__Problem to solve__: Take the entries below and print all of them exactly, please.

● ● ● ● ● ● ●

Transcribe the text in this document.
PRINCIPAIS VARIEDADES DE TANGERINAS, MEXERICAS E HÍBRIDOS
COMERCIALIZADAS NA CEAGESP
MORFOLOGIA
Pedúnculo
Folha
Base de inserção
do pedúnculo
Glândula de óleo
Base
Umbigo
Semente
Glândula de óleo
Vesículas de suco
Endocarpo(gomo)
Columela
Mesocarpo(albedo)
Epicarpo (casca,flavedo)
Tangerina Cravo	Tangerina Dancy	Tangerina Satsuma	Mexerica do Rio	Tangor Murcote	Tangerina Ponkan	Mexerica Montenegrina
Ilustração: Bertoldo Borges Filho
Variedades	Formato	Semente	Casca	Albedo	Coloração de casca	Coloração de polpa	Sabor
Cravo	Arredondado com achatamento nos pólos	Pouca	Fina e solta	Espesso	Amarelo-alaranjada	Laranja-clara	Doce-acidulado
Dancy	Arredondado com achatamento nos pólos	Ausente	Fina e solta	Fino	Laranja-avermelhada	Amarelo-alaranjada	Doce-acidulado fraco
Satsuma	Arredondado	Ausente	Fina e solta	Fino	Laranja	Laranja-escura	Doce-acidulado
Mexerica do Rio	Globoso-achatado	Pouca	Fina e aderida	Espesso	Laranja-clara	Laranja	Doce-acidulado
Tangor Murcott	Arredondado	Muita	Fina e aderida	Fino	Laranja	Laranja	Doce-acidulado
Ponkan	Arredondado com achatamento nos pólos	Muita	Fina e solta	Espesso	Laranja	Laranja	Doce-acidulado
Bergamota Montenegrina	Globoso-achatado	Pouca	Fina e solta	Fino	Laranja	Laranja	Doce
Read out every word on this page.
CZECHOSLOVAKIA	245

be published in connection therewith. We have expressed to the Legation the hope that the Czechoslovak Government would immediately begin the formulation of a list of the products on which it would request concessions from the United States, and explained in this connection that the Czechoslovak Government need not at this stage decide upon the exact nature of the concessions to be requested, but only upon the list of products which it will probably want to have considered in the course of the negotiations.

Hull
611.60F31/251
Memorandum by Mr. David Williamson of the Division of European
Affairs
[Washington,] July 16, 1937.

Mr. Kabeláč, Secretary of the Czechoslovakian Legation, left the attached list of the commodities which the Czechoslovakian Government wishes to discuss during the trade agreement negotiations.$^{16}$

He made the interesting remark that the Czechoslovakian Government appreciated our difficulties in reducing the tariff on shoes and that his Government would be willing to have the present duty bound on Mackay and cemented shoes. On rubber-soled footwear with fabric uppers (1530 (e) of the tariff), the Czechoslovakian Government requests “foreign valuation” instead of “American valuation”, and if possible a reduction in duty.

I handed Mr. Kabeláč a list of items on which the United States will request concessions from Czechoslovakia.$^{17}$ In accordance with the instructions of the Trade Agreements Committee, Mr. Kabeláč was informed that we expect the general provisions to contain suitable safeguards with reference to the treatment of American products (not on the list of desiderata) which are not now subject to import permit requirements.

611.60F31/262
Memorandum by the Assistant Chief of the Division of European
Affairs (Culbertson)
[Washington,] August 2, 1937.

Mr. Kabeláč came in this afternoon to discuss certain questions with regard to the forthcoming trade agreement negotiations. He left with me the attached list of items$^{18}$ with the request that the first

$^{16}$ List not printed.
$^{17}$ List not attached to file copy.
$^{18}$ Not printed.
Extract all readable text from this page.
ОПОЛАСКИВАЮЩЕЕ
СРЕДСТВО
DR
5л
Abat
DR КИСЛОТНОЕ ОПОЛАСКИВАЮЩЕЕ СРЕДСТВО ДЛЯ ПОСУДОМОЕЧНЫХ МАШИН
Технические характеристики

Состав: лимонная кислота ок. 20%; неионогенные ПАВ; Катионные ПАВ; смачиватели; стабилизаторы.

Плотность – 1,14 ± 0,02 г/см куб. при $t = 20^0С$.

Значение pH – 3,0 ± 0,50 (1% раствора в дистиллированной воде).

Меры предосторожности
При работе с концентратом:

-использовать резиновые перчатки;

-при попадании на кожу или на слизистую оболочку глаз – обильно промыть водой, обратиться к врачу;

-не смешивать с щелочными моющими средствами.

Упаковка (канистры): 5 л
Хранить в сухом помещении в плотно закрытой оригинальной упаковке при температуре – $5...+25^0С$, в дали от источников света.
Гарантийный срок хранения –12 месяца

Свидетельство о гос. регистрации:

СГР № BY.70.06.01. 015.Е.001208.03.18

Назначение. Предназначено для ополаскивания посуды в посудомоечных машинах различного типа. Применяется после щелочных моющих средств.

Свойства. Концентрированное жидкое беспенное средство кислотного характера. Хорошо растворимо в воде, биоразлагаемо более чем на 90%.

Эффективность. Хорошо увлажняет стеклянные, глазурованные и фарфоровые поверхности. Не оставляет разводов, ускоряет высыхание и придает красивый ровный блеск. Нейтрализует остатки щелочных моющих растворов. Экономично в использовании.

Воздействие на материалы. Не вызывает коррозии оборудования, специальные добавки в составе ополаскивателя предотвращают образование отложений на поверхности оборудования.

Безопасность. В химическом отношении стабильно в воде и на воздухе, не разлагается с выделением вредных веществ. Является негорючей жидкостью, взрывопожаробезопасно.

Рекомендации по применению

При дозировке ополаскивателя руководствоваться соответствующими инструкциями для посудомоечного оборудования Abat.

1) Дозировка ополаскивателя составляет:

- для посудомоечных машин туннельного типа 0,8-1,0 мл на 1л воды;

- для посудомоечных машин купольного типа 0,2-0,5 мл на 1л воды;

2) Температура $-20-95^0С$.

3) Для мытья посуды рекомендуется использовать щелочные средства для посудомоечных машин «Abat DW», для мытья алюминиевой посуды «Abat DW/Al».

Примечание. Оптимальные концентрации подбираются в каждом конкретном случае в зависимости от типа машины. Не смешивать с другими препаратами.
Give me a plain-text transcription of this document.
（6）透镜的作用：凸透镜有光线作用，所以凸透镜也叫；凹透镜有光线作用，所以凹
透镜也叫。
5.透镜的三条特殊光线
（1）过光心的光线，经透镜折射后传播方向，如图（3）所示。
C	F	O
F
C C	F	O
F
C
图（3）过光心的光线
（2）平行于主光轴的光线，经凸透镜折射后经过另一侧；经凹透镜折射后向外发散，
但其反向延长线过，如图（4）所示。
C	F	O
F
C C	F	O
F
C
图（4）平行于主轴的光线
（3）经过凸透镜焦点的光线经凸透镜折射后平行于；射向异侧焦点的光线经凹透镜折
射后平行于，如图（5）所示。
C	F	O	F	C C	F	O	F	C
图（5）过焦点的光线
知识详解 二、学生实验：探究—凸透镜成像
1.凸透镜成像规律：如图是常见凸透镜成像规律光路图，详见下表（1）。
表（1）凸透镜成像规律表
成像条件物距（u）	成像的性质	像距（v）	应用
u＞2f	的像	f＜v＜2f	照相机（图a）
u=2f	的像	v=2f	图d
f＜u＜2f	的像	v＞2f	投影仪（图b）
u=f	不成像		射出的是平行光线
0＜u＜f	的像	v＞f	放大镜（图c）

● ● ● ● ● ● ●

__The output__:
Transcribe the text in this document.
PRINCIPAIS VARIEDADES DE TANGERINAS, MEXERICAS E HÍBRIDOS
COMERCIALIZADAS NA CEAGESP
MORFOLOGIA
Pedúnculo
Folha
Base de inserção
do pedúnculo
Glândula de óleo
Base
Umbigo
Semente
Glândula de óleo
Vesículas de suco
Endocarpo(gomo)
Columela
Mesocarpo(albedo)
Epicarpo (casca,flavedo)
Tangerina Cravo	Tangerina Dancy	Tangerina Satsuma	Mexerica do Rio	Tangor Murcote	Tangerina Ponkan	Mexerica Montenegrina
Ilustração: Bertoldo Borges Filho
Variedades	Formato	Semente	Casca	Albedo	Coloração de casca	Coloração de polpa	Sabor
Cravo	Arredondado com achatamento nos pólos	Pouca	Fina e solta	Espesso	Amarelo-alaranjada	Laranja-clara	Doce-acidulado
Dancy	Arredondado com achatamento nos pólos	Ausente	Fina e solta	Fino	Laranja-avermelhada	Amarelo-alaranjada	Doce-acidulado fraco
Satsuma	Arredondado	Ausente	Fina e solta	Fino	Laranja	Laranja-escura	Doce-acidulado
Mexerica do Rio	Globoso-achatado	Pouca	Fina e aderida	Espesso	Laranja-clara	Laranja	Doce-acidulado
Tangor Murcott	Arredondado	Muita	Fina e aderida	Fino	Laranja	Laranja	Doce-acidulado
Ponkan	Arredondado com achatamento nos pólos	Muita	Fina e solta	Espesso	Laranja	Laranja	Doce-acidulado
Bergamota Montenegrina	Globoso-achatado	Pouca	Fina e solta	Fino	Laranja	Laranja	Doce
Read out every word on this page.
CZECHOSLOVAKIA	245

be published in connection therewith. We have expressed to the Legation the hope that the Czechoslovak Government would immediately begin the formulation of a list of the products on which it would request concessions from the United States, and explained in this connection that the Czechoslovak Government need not at this stage decide upon the exact nature of the concessions to be requested, but only upon the list of products which it will probably want to have considered in the course of the negotiations.

Hull
611.60F31/251
Memorandum by Mr. David Williamson of the Division of European
Affairs
[Washington,] July 16, 1937.

Mr. Kabeláč, Secretary of the Czechoslovakian Legation, left the attached list of the commodities which the Czechoslovakian Government wishes to discuss during the trade agreement negotiations.$^{16}$

He made the interesting remark that the Czechoslovakian Government appreciated our difficulties in reducing the tariff on shoes and that his Government would be willing to have the present duty bound on Mackay and cemented shoes. On rubber-soled footwear with fabric uppers (1530 (e) of the tariff), the Czechoslovakian Government requests “foreign valuation” instead of “American valuation”, and if possible a reduction in duty.

I handed Mr. Kabeláč a list of items on which the United States will request concessions from Czechoslovakia.$^{17}$ In accordance with the instructions of the Trade Agreements Committee, Mr. Kabeláč was informed that we expect the general provisions to contain suitable safeguards with reference to the treatment of American products (not on the list of desiderata) which are not now subject to import permit requirements.

611.60F31/262
Memorandum by the Assistant Chief of the Division of European
Affairs (Culbertson)
[Washington,] August 2, 1937.

Mr. Kabeláč came in this afternoon to discuss certain questions with regard to the forthcoming trade agreement negotiations. He left with me the attached list of items$^{18}$ with the request that the first

$^{16}$ List not printed.
$^{17}$ List not attached to file copy.
$^{18}$ Not printed.
Extract all readable text from this page.
ОПОЛАСКИВАЮЩЕЕ
СРЕДСТВО
DR
5л
Abat
DR КИСЛОТНОЕ ОПОЛАСКИВАЮЩЕЕ СРЕДСТВО ДЛЯ ПОСУДОМОЕЧНЫХ МАШИН
Технические характеристики

Состав: лимонная кислота ок. 20%; неионогенные ПАВ; Катионные ПАВ; смачиватели; стабилизаторы.

Плотность – 1,14 ± 0,02 г/см куб. при $t = 20^0С$.

Значение pH – 3,0 ± 0,50 (1% раствора в дистиллированной воде).

Меры предосторожности
При работе с концентратом:

-использовать резиновые перчатки;

-при попадании на кожу или на слизистую оболочку глаз – обильно промыть водой, обратиться к врачу;

-не смешивать с щелочными моющими средствами.

Упаковка (канистры): 5 л
Хранить в сухом помещении в плотно закрытой оригинальной упаковке при температуре – $5...+25^0С$, в дали от источников света.
Гарантийный срок хранения –12 месяца

Свидетельство о гос. регистрации:

СГР № BY.70.06.01. 015.Е.001208.03.18

Назначение. Предназначено для ополаскивания посуды в посудомоечных машинах различного типа. Применяется после щелочных моющих средств.

Свойства. Концентрированное жидкое беспенное средство кислотного характера. Хорошо растворимо в воде, биоразлагаемо более чем на 90%.

Эффективность. Хорошо увлажняет стеклянные, глазурованные и фарфоровые поверхности. Не оставляет разводов, ускоряет высыхание и придает красивый ровный блеск. Нейтрализует остатки щелочных моющих растворов. Экономично в использовании.

Воздействие на материалы. Не вызывает коррозии оборудования, специальные добавки в составе ополаскивателя предотвращают образование отложений на поверхности оборудования.

Безопасность. В химическом отношении стабильно в воде и на воздухе, не разлагается с выделением вредных веществ. Является негорючей жидкостью, взрывопожаробезопасно.

Рекомендации по применению

При дозировке ополаскивателя руководствоваться соответствующими инструкциями для посудомоечного оборудования Abat.

1) Дозировка ополаскивателя составляет:

- для посудомоечных машин туннельного типа 0,8-1,0 мл на 1л воды;

- для посудомоечных машин купольного типа 0,2-0,5 мл на 1л воды;

2) Температура $-20-95^0С$.

3) Для мытья посуды рекомендуется использовать щелочные средства для посудомоечных машин «Abat DW», для мытья алюминиевой посуды «Abat DW/Al».

Примечание. Оптимальные концентрации подбираются в каждом конкретном случае в зависимости от типа машины. Не смешивать с другими препаратами.
Give me a plain-text transcription of this document.
（6）透镜的作用：凸透镜有光线作用，所以凸透镜也叫；凹透镜有光线作用，所以凹
透镜也叫。
5.透镜的三条特殊光线
（1）过光心的光线，经透镜折射后传播方向，如图（3）所示。
C	F	O
F
C C	F	O
F
C
图（3）过光心的光线
（2）平行于主光轴的光线，经凸透镜折射后经过另一侧；经凹透镜折射后向外发散，
但其反向延长线过，如图（4）所示。
C	F	O
F
C C	F	O
F
C
图（4）平行于主轴的光线
（3）经过凸透镜焦点的光线经凸透镜折射后平行于；射向异侧焦点的光线经凹透镜折
射后平行于，如图（5）所示。
C	F	O	F	C C	F	O	F	C
图（5）过焦点的光线
知识详解 二、学生实验：探究—凸透镜成像
1.凸透镜成像规律：如图是常见凸透镜成像规律光路图，详见下表（1）。
表（1）凸透镜成像规律表
成像条件物距（u）	成像的性质	像距（v）	应用
u＞2f	的像	f＜v＜2f	照相机（图a）
u=2f	的像	v=2f	图d
f＜u＜2f	的像	v＞2f	投影仪（图b）
u=f	不成像		射出的是平行光线
0＜u＜f	的像	v＞f	放大镜（图c）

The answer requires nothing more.